### WHAT YOU HAVE TO DO
Locate every line that holds the string "JSON" and copy it.

### RECORDS FOR PROCESSING
*****
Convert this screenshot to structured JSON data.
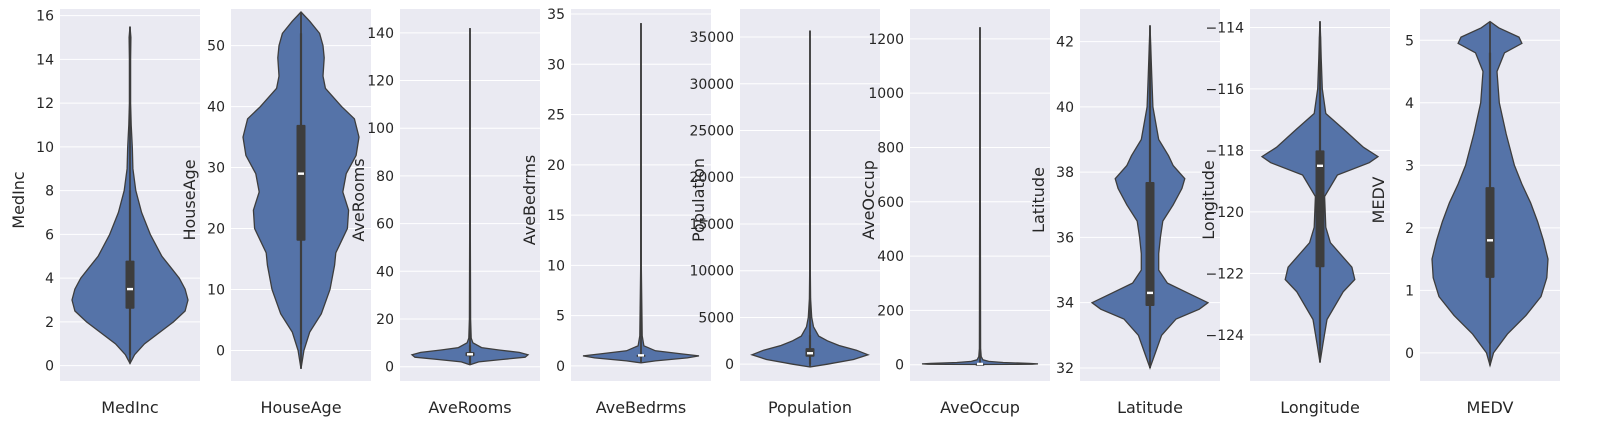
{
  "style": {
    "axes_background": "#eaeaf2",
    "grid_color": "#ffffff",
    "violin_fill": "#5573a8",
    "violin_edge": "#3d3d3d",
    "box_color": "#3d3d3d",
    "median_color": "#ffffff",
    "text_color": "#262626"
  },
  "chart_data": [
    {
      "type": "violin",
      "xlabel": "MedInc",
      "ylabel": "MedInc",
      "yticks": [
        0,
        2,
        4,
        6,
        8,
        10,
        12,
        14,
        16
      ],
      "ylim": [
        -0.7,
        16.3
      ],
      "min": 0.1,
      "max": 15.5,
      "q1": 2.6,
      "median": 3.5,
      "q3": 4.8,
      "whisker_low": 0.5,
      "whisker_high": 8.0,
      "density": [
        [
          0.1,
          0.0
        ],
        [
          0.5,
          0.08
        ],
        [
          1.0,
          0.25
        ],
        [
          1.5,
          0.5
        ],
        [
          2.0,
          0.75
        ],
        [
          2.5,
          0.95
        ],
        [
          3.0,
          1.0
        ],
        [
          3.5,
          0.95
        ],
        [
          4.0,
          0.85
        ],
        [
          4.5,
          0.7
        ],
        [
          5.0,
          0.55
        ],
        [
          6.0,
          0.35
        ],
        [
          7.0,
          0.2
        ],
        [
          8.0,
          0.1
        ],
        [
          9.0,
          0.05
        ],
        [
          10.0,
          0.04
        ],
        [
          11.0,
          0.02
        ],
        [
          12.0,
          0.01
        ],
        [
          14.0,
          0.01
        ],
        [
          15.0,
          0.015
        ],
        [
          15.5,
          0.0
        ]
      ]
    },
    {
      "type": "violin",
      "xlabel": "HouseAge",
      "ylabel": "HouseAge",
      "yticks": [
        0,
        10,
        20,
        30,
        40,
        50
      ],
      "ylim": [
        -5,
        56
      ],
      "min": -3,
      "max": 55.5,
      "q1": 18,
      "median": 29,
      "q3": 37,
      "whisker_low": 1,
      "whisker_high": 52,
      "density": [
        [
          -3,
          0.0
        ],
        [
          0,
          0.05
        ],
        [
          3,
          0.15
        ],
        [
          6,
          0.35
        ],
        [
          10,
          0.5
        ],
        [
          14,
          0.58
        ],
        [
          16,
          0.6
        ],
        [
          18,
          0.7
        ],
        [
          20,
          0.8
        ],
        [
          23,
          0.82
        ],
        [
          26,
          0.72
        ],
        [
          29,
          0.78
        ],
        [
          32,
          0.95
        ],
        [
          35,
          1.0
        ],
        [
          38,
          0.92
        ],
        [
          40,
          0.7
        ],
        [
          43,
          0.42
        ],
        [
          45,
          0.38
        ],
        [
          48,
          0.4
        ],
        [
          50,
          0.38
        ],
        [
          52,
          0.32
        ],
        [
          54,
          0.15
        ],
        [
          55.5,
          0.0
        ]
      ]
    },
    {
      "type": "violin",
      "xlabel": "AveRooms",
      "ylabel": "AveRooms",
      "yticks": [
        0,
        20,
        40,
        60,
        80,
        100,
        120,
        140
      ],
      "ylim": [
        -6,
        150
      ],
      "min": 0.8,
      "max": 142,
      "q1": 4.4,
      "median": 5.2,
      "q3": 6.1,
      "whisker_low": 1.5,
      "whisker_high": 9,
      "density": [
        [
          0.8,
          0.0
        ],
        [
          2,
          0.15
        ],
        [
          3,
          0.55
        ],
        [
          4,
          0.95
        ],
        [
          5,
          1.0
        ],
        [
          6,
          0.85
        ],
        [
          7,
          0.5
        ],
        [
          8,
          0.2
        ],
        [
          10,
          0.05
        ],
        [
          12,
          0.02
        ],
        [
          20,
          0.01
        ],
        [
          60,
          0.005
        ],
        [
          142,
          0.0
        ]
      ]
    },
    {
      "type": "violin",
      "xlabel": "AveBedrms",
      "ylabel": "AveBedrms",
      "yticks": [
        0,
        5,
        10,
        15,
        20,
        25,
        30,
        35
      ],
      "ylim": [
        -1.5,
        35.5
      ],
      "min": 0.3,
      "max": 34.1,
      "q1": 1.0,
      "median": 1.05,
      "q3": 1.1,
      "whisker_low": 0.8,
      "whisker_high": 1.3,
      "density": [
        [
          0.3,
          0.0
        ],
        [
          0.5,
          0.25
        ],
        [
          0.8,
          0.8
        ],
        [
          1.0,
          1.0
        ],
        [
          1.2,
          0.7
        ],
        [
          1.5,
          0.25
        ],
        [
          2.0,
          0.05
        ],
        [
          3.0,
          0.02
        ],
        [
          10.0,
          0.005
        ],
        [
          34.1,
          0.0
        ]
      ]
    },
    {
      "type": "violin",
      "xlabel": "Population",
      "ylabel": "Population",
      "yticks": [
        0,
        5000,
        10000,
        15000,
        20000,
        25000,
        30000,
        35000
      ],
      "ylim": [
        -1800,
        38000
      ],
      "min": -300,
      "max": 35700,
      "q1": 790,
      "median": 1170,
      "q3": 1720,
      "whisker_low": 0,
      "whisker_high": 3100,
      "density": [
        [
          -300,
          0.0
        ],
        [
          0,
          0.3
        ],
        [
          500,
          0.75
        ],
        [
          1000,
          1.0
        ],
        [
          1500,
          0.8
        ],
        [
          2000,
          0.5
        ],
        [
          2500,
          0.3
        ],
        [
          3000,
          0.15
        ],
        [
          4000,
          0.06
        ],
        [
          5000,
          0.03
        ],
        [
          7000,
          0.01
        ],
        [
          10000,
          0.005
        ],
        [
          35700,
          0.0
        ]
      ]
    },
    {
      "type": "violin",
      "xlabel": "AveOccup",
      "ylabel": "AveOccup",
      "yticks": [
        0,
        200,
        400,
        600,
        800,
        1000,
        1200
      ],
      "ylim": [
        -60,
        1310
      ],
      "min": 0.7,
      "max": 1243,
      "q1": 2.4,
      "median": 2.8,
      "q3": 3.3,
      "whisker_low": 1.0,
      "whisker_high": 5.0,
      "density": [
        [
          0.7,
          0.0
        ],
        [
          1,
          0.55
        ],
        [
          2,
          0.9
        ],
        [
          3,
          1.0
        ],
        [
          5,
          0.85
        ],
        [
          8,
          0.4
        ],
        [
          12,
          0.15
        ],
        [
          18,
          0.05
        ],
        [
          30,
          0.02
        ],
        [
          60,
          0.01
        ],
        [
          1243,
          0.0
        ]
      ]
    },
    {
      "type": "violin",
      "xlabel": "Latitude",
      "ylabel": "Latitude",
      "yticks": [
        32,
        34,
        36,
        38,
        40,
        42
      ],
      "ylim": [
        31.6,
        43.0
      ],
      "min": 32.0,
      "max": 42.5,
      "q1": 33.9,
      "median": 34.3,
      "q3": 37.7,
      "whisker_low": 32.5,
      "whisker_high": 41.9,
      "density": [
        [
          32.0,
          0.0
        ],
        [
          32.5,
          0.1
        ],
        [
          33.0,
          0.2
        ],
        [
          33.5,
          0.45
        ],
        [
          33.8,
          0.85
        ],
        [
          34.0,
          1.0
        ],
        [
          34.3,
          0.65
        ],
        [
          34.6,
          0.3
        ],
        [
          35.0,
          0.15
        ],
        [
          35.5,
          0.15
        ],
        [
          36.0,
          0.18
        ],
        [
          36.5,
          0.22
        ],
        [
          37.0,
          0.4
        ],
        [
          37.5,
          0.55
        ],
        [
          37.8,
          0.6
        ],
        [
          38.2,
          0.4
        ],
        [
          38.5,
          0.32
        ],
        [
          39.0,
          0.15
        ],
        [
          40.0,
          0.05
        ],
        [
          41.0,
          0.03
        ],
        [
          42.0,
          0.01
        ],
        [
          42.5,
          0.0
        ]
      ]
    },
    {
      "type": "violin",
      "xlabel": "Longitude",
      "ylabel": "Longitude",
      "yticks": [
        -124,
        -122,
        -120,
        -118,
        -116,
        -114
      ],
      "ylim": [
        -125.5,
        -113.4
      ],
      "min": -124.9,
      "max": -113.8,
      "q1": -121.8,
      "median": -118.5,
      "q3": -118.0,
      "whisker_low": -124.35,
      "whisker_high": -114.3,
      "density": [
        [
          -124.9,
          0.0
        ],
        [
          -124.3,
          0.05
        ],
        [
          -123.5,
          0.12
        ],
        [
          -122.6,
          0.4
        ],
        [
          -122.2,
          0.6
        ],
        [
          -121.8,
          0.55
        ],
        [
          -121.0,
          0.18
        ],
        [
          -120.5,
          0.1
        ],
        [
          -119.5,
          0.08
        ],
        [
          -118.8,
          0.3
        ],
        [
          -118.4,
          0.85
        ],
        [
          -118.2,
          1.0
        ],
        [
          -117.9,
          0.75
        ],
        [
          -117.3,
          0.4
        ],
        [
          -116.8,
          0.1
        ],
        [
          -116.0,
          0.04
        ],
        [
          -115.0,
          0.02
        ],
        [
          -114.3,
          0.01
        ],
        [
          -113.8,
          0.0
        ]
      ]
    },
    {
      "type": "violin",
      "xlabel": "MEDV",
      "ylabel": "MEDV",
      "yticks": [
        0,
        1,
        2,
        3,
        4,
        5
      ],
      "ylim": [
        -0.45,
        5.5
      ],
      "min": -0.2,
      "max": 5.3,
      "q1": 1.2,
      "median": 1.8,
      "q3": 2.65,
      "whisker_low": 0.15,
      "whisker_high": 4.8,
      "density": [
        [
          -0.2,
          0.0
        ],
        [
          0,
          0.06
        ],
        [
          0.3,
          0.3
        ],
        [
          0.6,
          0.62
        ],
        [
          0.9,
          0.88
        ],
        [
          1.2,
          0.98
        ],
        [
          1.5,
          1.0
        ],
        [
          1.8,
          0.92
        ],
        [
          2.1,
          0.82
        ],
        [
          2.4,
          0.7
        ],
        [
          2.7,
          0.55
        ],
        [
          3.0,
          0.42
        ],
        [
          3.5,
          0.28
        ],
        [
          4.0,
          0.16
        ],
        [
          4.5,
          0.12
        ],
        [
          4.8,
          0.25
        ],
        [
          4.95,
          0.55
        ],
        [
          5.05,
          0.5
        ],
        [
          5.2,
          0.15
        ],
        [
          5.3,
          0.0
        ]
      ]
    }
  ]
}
*****
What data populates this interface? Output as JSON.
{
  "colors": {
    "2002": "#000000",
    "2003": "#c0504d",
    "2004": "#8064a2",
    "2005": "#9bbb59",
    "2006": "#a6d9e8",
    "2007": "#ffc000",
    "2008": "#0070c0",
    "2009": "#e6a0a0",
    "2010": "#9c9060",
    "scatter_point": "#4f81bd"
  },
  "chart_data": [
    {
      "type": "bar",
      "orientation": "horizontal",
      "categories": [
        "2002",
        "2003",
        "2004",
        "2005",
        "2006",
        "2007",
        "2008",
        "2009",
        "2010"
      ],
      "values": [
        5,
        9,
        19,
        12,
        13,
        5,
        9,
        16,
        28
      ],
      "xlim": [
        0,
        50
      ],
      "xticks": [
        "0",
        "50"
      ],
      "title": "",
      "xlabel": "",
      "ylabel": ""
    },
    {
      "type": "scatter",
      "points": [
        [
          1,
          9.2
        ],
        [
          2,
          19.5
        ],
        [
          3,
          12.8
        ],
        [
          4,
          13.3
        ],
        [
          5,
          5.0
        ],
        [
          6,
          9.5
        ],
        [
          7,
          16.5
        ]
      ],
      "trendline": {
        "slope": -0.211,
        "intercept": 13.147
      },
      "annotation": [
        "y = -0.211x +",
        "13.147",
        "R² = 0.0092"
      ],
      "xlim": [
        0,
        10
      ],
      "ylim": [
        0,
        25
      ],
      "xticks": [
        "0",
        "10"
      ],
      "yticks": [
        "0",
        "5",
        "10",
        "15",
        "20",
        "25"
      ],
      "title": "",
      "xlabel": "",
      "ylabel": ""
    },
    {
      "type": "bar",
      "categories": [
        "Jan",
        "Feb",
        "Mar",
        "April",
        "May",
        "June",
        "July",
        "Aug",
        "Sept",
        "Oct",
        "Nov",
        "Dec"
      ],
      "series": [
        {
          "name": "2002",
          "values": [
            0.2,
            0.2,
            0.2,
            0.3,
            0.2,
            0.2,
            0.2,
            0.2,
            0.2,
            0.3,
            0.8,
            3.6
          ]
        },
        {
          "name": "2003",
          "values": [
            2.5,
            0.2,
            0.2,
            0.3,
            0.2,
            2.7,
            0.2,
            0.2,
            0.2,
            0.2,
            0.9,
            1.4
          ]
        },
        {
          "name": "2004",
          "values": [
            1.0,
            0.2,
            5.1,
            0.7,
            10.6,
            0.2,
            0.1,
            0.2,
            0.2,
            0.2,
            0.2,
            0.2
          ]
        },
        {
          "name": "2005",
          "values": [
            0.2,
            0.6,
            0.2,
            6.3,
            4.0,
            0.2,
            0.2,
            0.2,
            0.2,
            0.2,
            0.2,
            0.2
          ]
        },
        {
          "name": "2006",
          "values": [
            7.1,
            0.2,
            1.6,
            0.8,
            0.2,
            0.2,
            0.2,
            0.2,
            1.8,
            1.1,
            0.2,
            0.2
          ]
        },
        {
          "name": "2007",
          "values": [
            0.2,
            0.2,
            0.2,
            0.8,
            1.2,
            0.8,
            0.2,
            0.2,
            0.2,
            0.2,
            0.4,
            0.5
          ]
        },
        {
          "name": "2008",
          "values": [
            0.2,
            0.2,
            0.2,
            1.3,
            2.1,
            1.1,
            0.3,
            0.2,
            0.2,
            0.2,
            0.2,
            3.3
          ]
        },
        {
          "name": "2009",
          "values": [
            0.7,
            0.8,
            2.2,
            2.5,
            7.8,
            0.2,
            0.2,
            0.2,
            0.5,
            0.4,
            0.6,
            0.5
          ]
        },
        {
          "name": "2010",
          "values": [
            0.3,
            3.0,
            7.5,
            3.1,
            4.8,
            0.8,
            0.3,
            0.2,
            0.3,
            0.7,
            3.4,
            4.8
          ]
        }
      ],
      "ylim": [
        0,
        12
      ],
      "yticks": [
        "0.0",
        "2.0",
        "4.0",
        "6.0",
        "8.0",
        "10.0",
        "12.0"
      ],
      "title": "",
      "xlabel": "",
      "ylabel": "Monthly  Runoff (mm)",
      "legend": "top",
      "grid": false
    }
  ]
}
*****
### EXERCISE SOLUTION
Convert this screenshot to structured JSON data.
What data populates this interface? Output as JSON.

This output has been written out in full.